■ WHAT IS ASKED ■
In the forum thread about the full event queue, what kind of issue does the reply say the problem sounds like?

Could not publish Event because the queue is full. RequestRetryScheduledEvent

suresh2112 · February 26, 2021, 6:59am

Hi Team,

When trying to push data from nifi to bucket getting the below error.

connections were established using jdk.

bucket memory : 16 GB
KV connection : (tried with 8 & 16 ).
Enabled full ejection policy for the bucket.

This issues occur only when trying to insert data by asynchronous mode.

when trying by using synchronous mode it retries and update with huge delay and i could see some data failed.

Can someone help on this.

Thanks and Regards,
Suresh

jon.strabala · February 26, 2021, 4:23pm

Hi @suresh2112,

At this point all we know is you are using Apache NiFi and tried some unknown code (both async and sync) to push data into couchbase.

Without seeing your actual code it is very hard to give you advice about your issue and how to solve it. IMHO it does sound like a back pressure issue. So we would need more information to advise.

■ DATA ROWS ■
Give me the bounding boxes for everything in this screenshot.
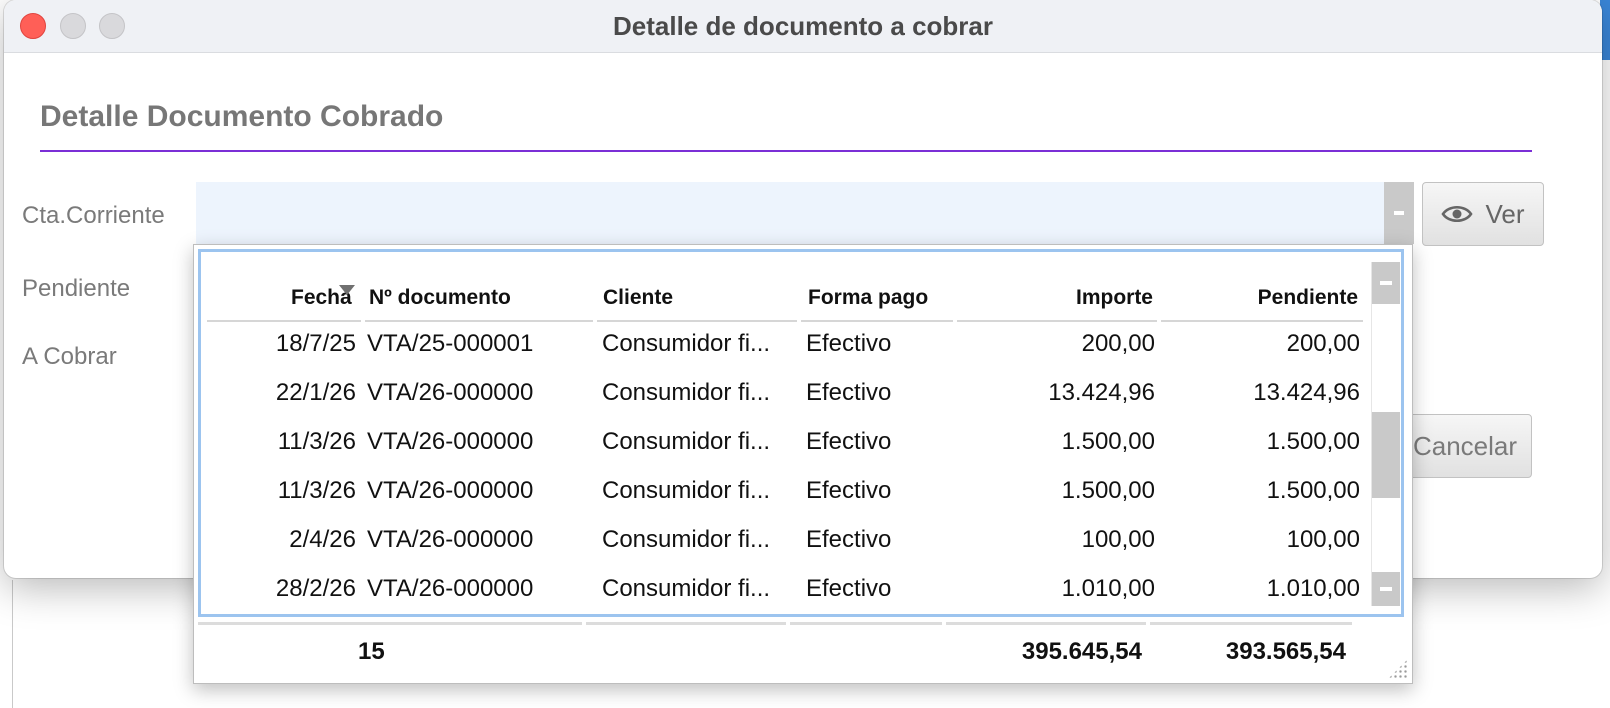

...

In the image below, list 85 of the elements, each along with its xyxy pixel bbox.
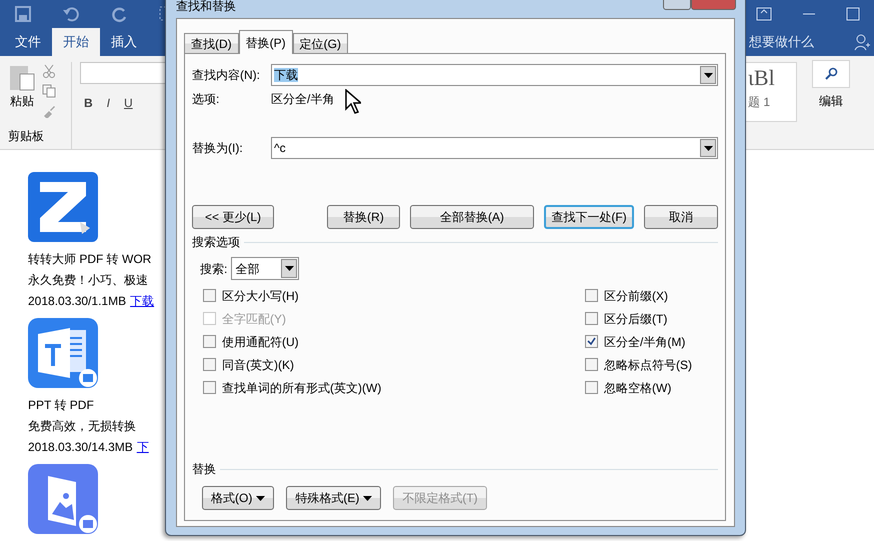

■ CORRECT RESULT ■
A back pressure issue.